STATED GOAL:
Copy every row below word for word, leaving the pictures out of your copy.

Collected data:
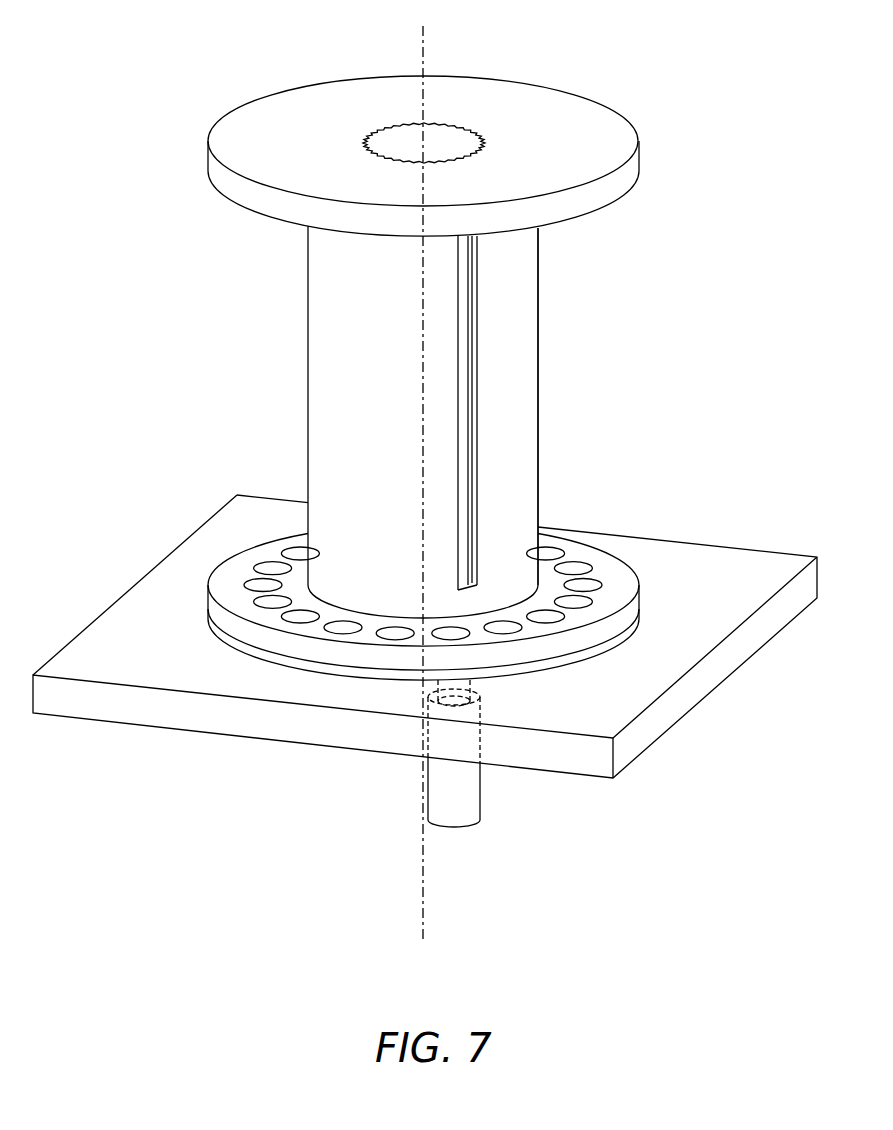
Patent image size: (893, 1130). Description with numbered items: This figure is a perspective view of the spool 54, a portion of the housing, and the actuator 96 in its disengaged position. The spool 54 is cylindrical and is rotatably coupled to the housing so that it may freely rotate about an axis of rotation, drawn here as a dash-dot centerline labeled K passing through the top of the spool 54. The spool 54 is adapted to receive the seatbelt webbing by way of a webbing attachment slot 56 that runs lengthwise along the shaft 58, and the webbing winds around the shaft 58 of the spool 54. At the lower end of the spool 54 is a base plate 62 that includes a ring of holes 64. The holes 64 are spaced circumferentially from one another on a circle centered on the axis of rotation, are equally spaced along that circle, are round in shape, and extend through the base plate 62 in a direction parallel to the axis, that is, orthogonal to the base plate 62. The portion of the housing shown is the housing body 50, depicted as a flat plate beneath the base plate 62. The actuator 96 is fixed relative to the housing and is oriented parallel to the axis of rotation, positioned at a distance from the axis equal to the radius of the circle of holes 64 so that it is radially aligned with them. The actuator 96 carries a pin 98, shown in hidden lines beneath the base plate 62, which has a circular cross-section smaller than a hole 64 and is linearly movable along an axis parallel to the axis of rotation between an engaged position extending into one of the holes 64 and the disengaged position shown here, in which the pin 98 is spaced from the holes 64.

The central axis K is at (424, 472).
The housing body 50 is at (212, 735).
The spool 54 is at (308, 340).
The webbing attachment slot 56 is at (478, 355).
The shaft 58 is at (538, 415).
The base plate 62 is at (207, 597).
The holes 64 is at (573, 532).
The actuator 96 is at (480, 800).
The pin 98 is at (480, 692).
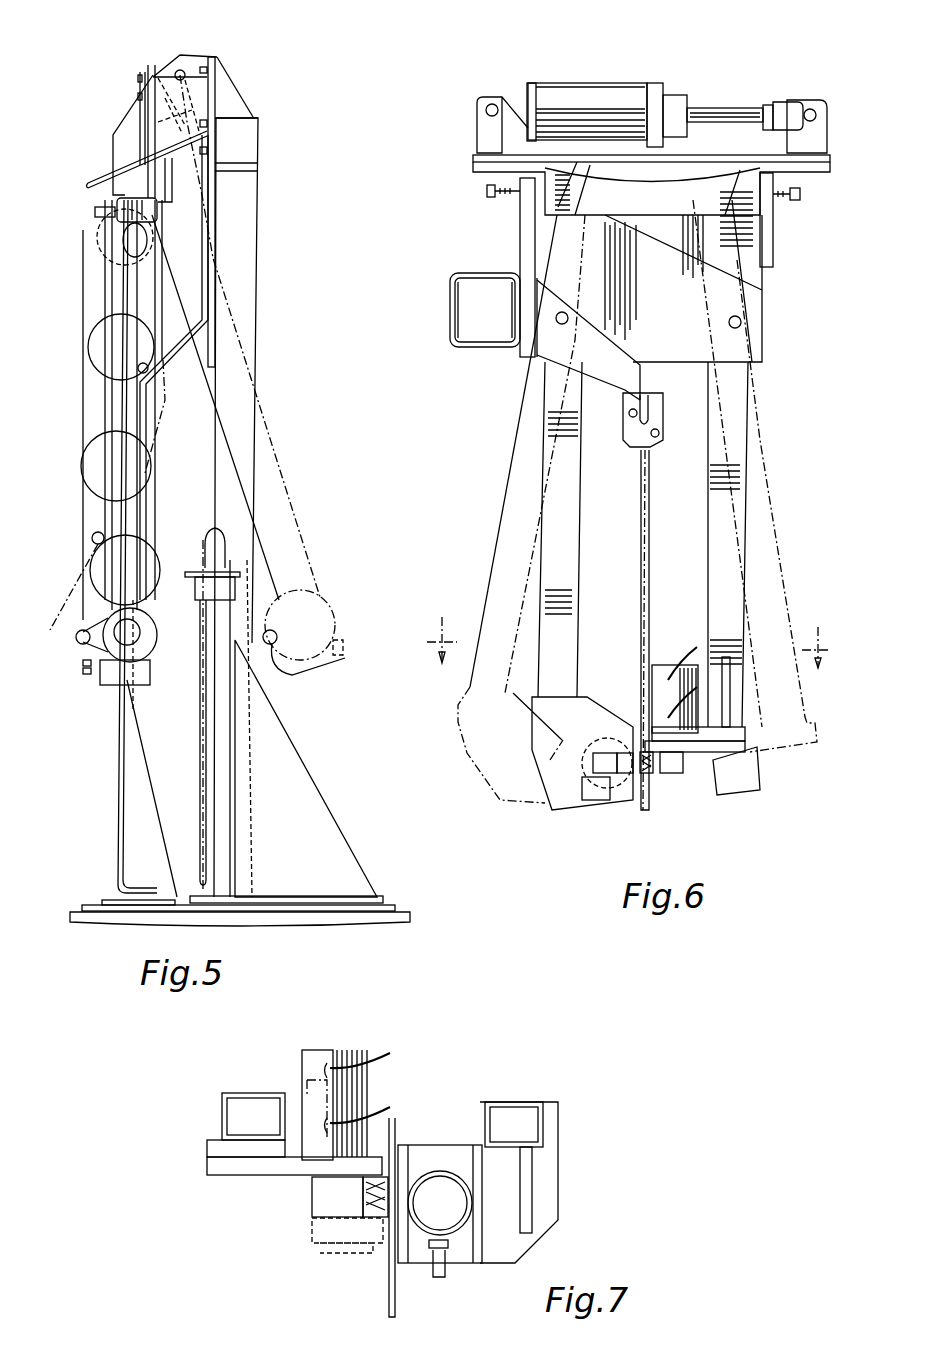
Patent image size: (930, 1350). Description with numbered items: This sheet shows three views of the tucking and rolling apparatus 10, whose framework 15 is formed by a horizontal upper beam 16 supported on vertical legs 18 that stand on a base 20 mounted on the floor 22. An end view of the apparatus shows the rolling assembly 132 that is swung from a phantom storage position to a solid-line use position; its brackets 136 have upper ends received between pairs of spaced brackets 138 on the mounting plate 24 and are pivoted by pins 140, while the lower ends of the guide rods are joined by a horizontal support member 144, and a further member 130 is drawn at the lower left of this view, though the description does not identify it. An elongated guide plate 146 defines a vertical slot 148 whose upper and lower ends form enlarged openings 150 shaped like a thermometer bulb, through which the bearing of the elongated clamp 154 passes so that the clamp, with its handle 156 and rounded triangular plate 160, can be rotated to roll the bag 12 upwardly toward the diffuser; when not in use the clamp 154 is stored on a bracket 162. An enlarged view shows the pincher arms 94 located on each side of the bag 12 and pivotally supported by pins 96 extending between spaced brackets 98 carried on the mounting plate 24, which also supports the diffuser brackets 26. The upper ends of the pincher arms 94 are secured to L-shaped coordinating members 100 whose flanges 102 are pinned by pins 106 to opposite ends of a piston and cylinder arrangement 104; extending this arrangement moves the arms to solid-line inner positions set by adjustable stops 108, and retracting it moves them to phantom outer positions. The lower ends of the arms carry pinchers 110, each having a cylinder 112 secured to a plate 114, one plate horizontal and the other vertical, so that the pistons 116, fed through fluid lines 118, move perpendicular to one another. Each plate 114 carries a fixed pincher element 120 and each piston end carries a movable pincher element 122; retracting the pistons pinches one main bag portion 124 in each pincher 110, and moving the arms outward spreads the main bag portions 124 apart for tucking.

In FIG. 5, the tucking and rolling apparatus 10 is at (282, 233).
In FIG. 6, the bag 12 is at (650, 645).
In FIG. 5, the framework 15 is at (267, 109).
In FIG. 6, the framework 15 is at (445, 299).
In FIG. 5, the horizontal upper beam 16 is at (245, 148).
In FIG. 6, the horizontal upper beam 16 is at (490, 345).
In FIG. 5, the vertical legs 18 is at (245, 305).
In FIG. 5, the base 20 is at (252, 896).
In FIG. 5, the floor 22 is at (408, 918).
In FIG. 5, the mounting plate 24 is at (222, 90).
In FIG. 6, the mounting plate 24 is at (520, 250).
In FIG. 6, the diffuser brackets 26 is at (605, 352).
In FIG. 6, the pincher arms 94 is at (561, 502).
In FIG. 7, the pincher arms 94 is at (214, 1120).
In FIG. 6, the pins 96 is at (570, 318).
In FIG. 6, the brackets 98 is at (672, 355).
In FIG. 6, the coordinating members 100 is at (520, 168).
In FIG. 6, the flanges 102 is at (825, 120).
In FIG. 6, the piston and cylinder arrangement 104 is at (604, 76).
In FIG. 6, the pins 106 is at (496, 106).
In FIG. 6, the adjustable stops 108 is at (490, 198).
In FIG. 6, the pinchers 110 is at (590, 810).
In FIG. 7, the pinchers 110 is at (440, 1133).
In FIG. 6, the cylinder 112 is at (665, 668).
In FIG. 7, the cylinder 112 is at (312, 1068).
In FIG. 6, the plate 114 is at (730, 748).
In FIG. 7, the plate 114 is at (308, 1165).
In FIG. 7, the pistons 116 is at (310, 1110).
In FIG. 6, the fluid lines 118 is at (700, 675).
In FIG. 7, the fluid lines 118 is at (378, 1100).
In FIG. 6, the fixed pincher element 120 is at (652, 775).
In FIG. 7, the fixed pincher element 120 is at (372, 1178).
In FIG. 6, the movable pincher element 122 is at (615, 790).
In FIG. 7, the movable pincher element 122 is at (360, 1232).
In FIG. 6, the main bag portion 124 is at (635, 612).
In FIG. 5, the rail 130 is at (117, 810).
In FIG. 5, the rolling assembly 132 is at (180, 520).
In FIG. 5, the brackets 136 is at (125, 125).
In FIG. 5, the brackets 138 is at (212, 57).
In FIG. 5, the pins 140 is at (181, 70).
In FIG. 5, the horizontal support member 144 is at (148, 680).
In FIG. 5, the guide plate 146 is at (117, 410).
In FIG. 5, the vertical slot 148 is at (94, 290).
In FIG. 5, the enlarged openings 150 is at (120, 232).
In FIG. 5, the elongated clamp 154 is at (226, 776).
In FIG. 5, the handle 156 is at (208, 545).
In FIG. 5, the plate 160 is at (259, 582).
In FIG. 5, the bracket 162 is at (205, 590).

FINISHED ANSWER:
Patent image size: (893, 1130). Description with numbered items: This figure is a perspective view of the spool 54, a portion of the housing, and the actuator 96 in its disengaged position. The spool 54 is cylindrical and is rotatably coupled to the housing so that it may freely rotate about an axis of rotation, drawn here as a dash-dot centerline labeled K passing through the top of the spool 54. The spool 54 is adapted to receive the seatbelt webbing by way of a webbing attachment slot 56 that runs lengthwise along the shaft 58, and the webbing winds around the shaft 58 of the spool 54. At the lower end of the spool 54 is a base plate 62 that includes a ring of holes 64. The holes 64 are spaced circumferentially from one another on a circle centered on the axis of rotation, are equally spaced along that circle, are round in shape, and extend through the base plate 62 in a direction parallel to the axis, that is, orthogonal to the base plate 62. The portion of the housing shown is the housing body 50, depicted as a flat plate beneath the base plate 62. The actuator 96 is fixed relative to the housing and is oriented parallel to the axis of rotation, positioned at a distance from the axis equal to the radius of the circle of holes 64 so that it is radially aligned with them. The actuator 96 carries a pin 98, shown in hidden lines beneath the base plate 62, which has a circular cross-section smaller than a hole 64 and is linearly movable along an axis parallel to the axis of rotation between an engaged position extending into one of the holes 64 and the disengaged position shown here, in which the pin 98 is spaced from the holes 64.

The central axis K is at (424, 472).
The housing body 50 is at (212, 735).
The spool 54 is at (308, 340).
The webbing attachment slot 56 is at (478, 355).
The shaft 58 is at (538, 415).
The base plate 62 is at (207, 597).
The holes 64 is at (573, 532).
The actuator 96 is at (480, 800).
The pin 98 is at (480, 692).
Patent image size: (930, 1350). Description with numbered items: This sheet shows three views of the tucking and rolling apparatus 10, whose framework 15 is formed by a horizontal upper beam 16 supported on vertical legs 18 that stand on a base 20 mounted on the floor 22. An end view of the apparatus shows the rolling assembly 132 that is swung from a phantom storage position to a solid-line use position; its brackets 136 have upper ends received between pairs of spaced brackets 138 on the mounting plate 24 and are pivoted by pins 140, while the lower ends of the guide rods are joined by a horizontal support member 144, and a further member 130 is drawn at the lower left of this view, though the description does not identify it. An elongated guide plate 146 defines a vertical slot 148 whose upper and lower ends form enlarged openings 150 shaped like a thermometer bulb, through which the bearing of the elongated clamp 154 passes so that the clamp, with its handle 156 and rounded triangular plate 160, can be rotated to roll the bag 12 upwardly toward the diffuser; when not in use the clamp 154 is stored on a bracket 162. An enlarged view shows the pincher arms 94 located on each side of the bag 12 and pivotally supported by pins 96 extending between spaced brackets 98 carried on the mounting plate 24, which also supports the diffuser brackets 26. The upper ends of the pincher arms 94 are secured to L-shaped coordinating members 100 whose flanges 102 are pinned by pins 106 to opposite ends of a piston and cylinder arrangement 104; extending this arrangement moves the arms to solid-line inner positions set by adjustable stops 108, and retracting it moves them to phantom outer positions. The lower ends of the arms carry pinchers 110, each having a cylinder 112 secured to a plate 114, one plate horizontal and the other vertical, so that the pistons 116, fed through fluid lines 118, move perpendicular to one another. Each plate 114 carries a fixed pincher element 120 and each piston end carries a movable pincher element 122; retracting the pistons pinches one main bag portion 124 in each pincher 110, and moving the arms outward spreads the main bag portions 124 apart for tucking.

In FIG. 5, the tucking and rolling apparatus 10 is at (282, 233).
In FIG. 6, the bag 12 is at (650, 645).
In FIG. 5, the framework 15 is at (267, 109).
In FIG. 6, the framework 15 is at (445, 299).
In FIG. 5, the horizontal upper beam 16 is at (245, 148).
In FIG. 6, the horizontal upper beam 16 is at (490, 345).
In FIG. 5, the vertical legs 18 is at (245, 305).
In FIG. 5, the base 20 is at (252, 896).
In FIG. 5, the floor 22 is at (408, 918).
In FIG. 5, the mounting plate 24 is at (222, 90).
In FIG. 6, the mounting plate 24 is at (520, 250).
In FIG. 6, the diffuser brackets 26 is at (605, 352).
In FIG. 6, the pincher arms 94 is at (561, 502).
In FIG. 7, the pincher arms 94 is at (214, 1120).
In FIG. 6, the pins 96 is at (570, 318).
In FIG. 6, the brackets 98 is at (672, 355).
In FIG. 6, the coordinating members 100 is at (520, 168).
In FIG. 6, the flanges 102 is at (825, 120).
In FIG. 6, the piston and cylinder arrangement 104 is at (604, 76).
In FIG. 6, the pins 106 is at (496, 106).
In FIG. 6, the adjustable stops 108 is at (490, 198).
In FIG. 6, the pinchers 110 is at (590, 810).
In FIG. 7, the pinchers 110 is at (440, 1133).
In FIG. 6, the cylinder 112 is at (665, 668).
In FIG. 7, the cylinder 112 is at (312, 1068).
In FIG. 6, the plate 114 is at (730, 748).
In FIG. 7, the plate 114 is at (308, 1165).
In FIG. 7, the pistons 116 is at (310, 1110).
In FIG. 6, the fluid lines 118 is at (700, 675).
In FIG. 7, the fluid lines 118 is at (378, 1100).
In FIG. 6, the fixed pincher element 120 is at (652, 775).
In FIG. 7, the fixed pincher element 120 is at (372, 1178).
In FIG. 6, the movable pincher element 122 is at (615, 790).
In FIG. 7, the movable pincher element 122 is at (360, 1232).
In FIG. 6, the main bag portion 124 is at (635, 612).
In FIG. 5, the rail 130 is at (117, 810).
In FIG. 5, the rolling assembly 132 is at (180, 520).
In FIG. 5, the brackets 136 is at (125, 125).
In FIG. 5, the brackets 138 is at (212, 57).
In FIG. 5, the pins 140 is at (181, 70).
In FIG. 5, the horizontal support member 144 is at (148, 680).
In FIG. 5, the guide plate 146 is at (117, 410).
In FIG. 5, the vertical slot 148 is at (94, 290).
In FIG. 5, the enlarged openings 150 is at (120, 232).
In FIG. 5, the elongated clamp 154 is at (226, 776).
In FIG. 5, the handle 156 is at (208, 545).
In FIG. 5, the plate 160 is at (259, 582).
In FIG. 5, the bracket 162 is at (205, 590).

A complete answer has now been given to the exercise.